### WRITTEN PROBLEM
Any pictures in the records below should be skipped; write out everything else exactly.

-- START --

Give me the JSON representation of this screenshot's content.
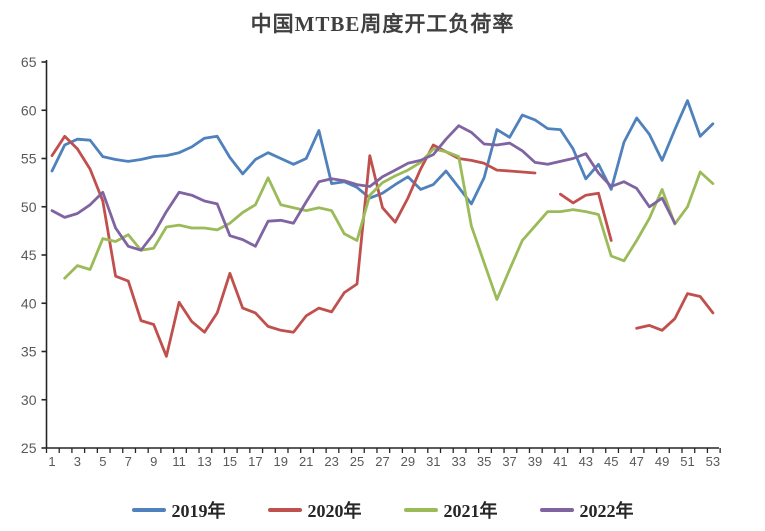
{
  "title": "中国MTBE周度开工负荷率",
  "axis_color": "#262626",
  "tick_label_color": "#595959",
  "chart_data": {
    "type": "line",
    "title": "中国MTBE周度开工负荷率",
    "xlabel": "",
    "ylabel": "",
    "x": [
      1,
      2,
      3,
      4,
      5,
      6,
      7,
      8,
      9,
      10,
      11,
      12,
      13,
      14,
      15,
      16,
      17,
      18,
      19,
      20,
      21,
      22,
      23,
      24,
      25,
      26,
      27,
      28,
      29,
      30,
      31,
      32,
      33,
      34,
      35,
      36,
      37,
      38,
      39,
      40,
      41,
      42,
      43,
      44,
      45,
      46,
      47,
      48,
      49,
      50,
      51,
      52,
      53
    ],
    "x_tick_labels": [
      1,
      3,
      5,
      7,
      9,
      11,
      13,
      15,
      17,
      19,
      21,
      23,
      25,
      27,
      29,
      31,
      33,
      35,
      37,
      39,
      41,
      43,
      45,
      47,
      49,
      51,
      53
    ],
    "ylim": [
      25,
      65
    ],
    "y_ticks": [
      25,
      30,
      35,
      40,
      45,
      50,
      55,
      60,
      65
    ],
    "grid": false,
    "legend_position": "bottom",
    "series": [
      {
        "name": "2019年",
        "color": "#4F81BD",
        "values": [
          53.7,
          56.4,
          57.0,
          56.9,
          55.2,
          54.9,
          54.7,
          54.9,
          55.2,
          55.3,
          55.6,
          56.2,
          57.1,
          57.3,
          55.1,
          53.4,
          54.9,
          55.6,
          55.0,
          54.4,
          55.0,
          57.9,
          52.4,
          52.6,
          52.0,
          50.9,
          51.4,
          52.3,
          53.1,
          51.8,
          52.3,
          53.7,
          52.0,
          50.3,
          53.0,
          58.0,
          57.2,
          59.5,
          59.0,
          58.1,
          58.0,
          56.0,
          52.9,
          54.4,
          51.8,
          56.7,
          59.2,
          57.5,
          54.8,
          58.0,
          61.0,
          57.3,
          58.6
        ]
      },
      {
        "name": "2020年",
        "color": "#C0504D",
        "values": [
          55.3,
          57.3,
          56.0,
          53.9,
          50.6,
          42.8,
          42.3,
          38.2,
          37.8,
          34.5,
          40.1,
          38.1,
          37.0,
          39.0,
          43.1,
          39.5,
          39.0,
          37.6,
          37.2,
          37.0,
          38.7,
          39.5,
          39.1,
          41.1,
          42.0,
          55.3,
          49.9,
          48.4,
          50.9,
          53.9,
          56.4,
          55.7,
          55.0,
          54.8,
          54.5,
          53.8,
          53.7,
          53.6,
          53.5,
          null,
          51.3,
          50.4,
          51.2,
          51.4,
          46.5,
          null,
          37.4,
          37.7,
          37.2,
          38.4,
          41.0,
          40.7,
          39.0
        ]
      },
      {
        "name": "2021年",
        "color": "#9BBB59",
        "values": [
          null,
          42.6,
          43.9,
          43.5,
          46.7,
          46.4,
          47.1,
          45.5,
          45.7,
          47.9,
          48.1,
          47.8,
          47.8,
          47.6,
          48.3,
          49.4,
          50.2,
          53.0,
          50.2,
          49.9,
          49.6,
          49.9,
          49.6,
          47.2,
          46.5,
          51.2,
          52.5,
          53.2,
          53.8,
          54.6,
          56.0,
          55.7,
          55.2,
          48.0,
          44.2,
          40.4,
          43.5,
          46.5,
          48.0,
          49.5,
          49.5,
          49.7,
          49.5,
          49.2,
          44.9,
          44.4,
          46.5,
          48.8,
          51.8,
          48.2,
          50.0,
          53.6,
          52.4
        ]
      },
      {
        "name": "2022年",
        "color": "#8064A2",
        "values": [
          49.6,
          48.9,
          49.3,
          50.2,
          51.5,
          47.8,
          45.9,
          45.5,
          47.2,
          49.5,
          51.5,
          51.2,
          50.6,
          50.3,
          47.0,
          46.6,
          45.9,
          48.5,
          48.6,
          48.3,
          50.5,
          52.6,
          52.9,
          52.7,
          52.3,
          52.1,
          53.1,
          53.8,
          54.5,
          54.8,
          55.4,
          57.0,
          58.4,
          57.7,
          56.5,
          56.4,
          56.6,
          55.8,
          54.6,
          54.4,
          54.7,
          55.0,
          55.5,
          53.5,
          52.1,
          52.6,
          51.9,
          50.0,
          50.9,
          48.3,
          null,
          null,
          null
        ]
      }
    ]
  }
}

-- END --

### THE OUTPUT
Give me the JSON representation of this screenshot's content.
{
  "title": "中国MTBE周度开工负荷率",
  "axis_color": "#262626",
  "tick_label_color": "#595959",
  "chart_data": {
    "type": "line",
    "title": "中国MTBE周度开工负荷率",
    "xlabel": "",
    "ylabel": "",
    "x": [
      1,
      2,
      3,
      4,
      5,
      6,
      7,
      8,
      9,
      10,
      11,
      12,
      13,
      14,
      15,
      16,
      17,
      18,
      19,
      20,
      21,
      22,
      23,
      24,
      25,
      26,
      27,
      28,
      29,
      30,
      31,
      32,
      33,
      34,
      35,
      36,
      37,
      38,
      39,
      40,
      41,
      42,
      43,
      44,
      45,
      46,
      47,
      48,
      49,
      50,
      51,
      52,
      53
    ],
    "x_tick_labels": [
      1,
      3,
      5,
      7,
      9,
      11,
      13,
      15,
      17,
      19,
      21,
      23,
      25,
      27,
      29,
      31,
      33,
      35,
      37,
      39,
      41,
      43,
      45,
      47,
      49,
      51,
      53
    ],
    "ylim": [
      25,
      65
    ],
    "y_ticks": [
      25,
      30,
      35,
      40,
      45,
      50,
      55,
      60,
      65
    ],
    "grid": false,
    "legend_position": "bottom",
    "series": [
      {
        "name": "2019年",
        "color": "#4F81BD",
        "values": [
          53.7,
          56.4,
          57.0,
          56.9,
          55.2,
          54.9,
          54.7,
          54.9,
          55.2,
          55.3,
          55.6,
          56.2,
          57.1,
          57.3,
          55.1,
          53.4,
          54.9,
          55.6,
          55.0,
          54.4,
          55.0,
          57.9,
          52.4,
          52.6,
          52.0,
          50.9,
          51.4,
          52.3,
          53.1,
          51.8,
          52.3,
          53.7,
          52.0,
          50.3,
          53.0,
          58.0,
          57.2,
          59.5,
          59.0,
          58.1,
          58.0,
          56.0,
          52.9,
          54.4,
          51.8,
          56.7,
          59.2,
          57.5,
          54.8,
          58.0,
          61.0,
          57.3,
          58.6
        ]
      },
      {
        "name": "2020年",
        "color": "#C0504D",
        "values": [
          55.3,
          57.3,
          56.0,
          53.9,
          50.6,
          42.8,
          42.3,
          38.2,
          37.8,
          34.5,
          40.1,
          38.1,
          37.0,
          39.0,
          43.1,
          39.5,
          39.0,
          37.6,
          37.2,
          37.0,
          38.7,
          39.5,
          39.1,
          41.1,
          42.0,
          55.3,
          49.9,
          48.4,
          50.9,
          53.9,
          56.4,
          55.7,
          55.0,
          54.8,
          54.5,
          53.8,
          53.7,
          53.6,
          53.5,
          null,
          51.3,
          50.4,
          51.2,
          51.4,
          46.5,
          null,
          37.4,
          37.7,
          37.2,
          38.4,
          41.0,
          40.7,
          39.0
        ]
      },
      {
        "name": "2021年",
        "color": "#9BBB59",
        "values": [
          null,
          42.6,
          43.9,
          43.5,
          46.7,
          46.4,
          47.1,
          45.5,
          45.7,
          47.9,
          48.1,
          47.8,
          47.8,
          47.6,
          48.3,
          49.4,
          50.2,
          53.0,
          50.2,
          49.9,
          49.6,
          49.9,
          49.6,
          47.2,
          46.5,
          51.2,
          52.5,
          53.2,
          53.8,
          54.6,
          56.0,
          55.7,
          55.2,
          48.0,
          44.2,
          40.4,
          43.5,
          46.5,
          48.0,
          49.5,
          49.5,
          49.7,
          49.5,
          49.2,
          44.9,
          44.4,
          46.5,
          48.8,
          51.8,
          48.2,
          50.0,
          53.6,
          52.4
        ]
      },
      {
        "name": "2022年",
        "color": "#8064A2",
        "values": [
          49.6,
          48.9,
          49.3,
          50.2,
          51.5,
          47.8,
          45.9,
          45.5,
          47.2,
          49.5,
          51.5,
          51.2,
          50.6,
          50.3,
          47.0,
          46.6,
          45.9,
          48.5,
          48.6,
          48.3,
          50.5,
          52.6,
          52.9,
          52.7,
          52.3,
          52.1,
          53.1,
          53.8,
          54.5,
          54.8,
          55.4,
          57.0,
          58.4,
          57.7,
          56.5,
          56.4,
          56.6,
          55.8,
          54.6,
          54.4,
          54.7,
          55.0,
          55.5,
          53.5,
          52.1,
          52.6,
          51.9,
          50.0,
          50.9,
          48.3,
          null,
          null,
          null
        ]
      }
    ]
  }
}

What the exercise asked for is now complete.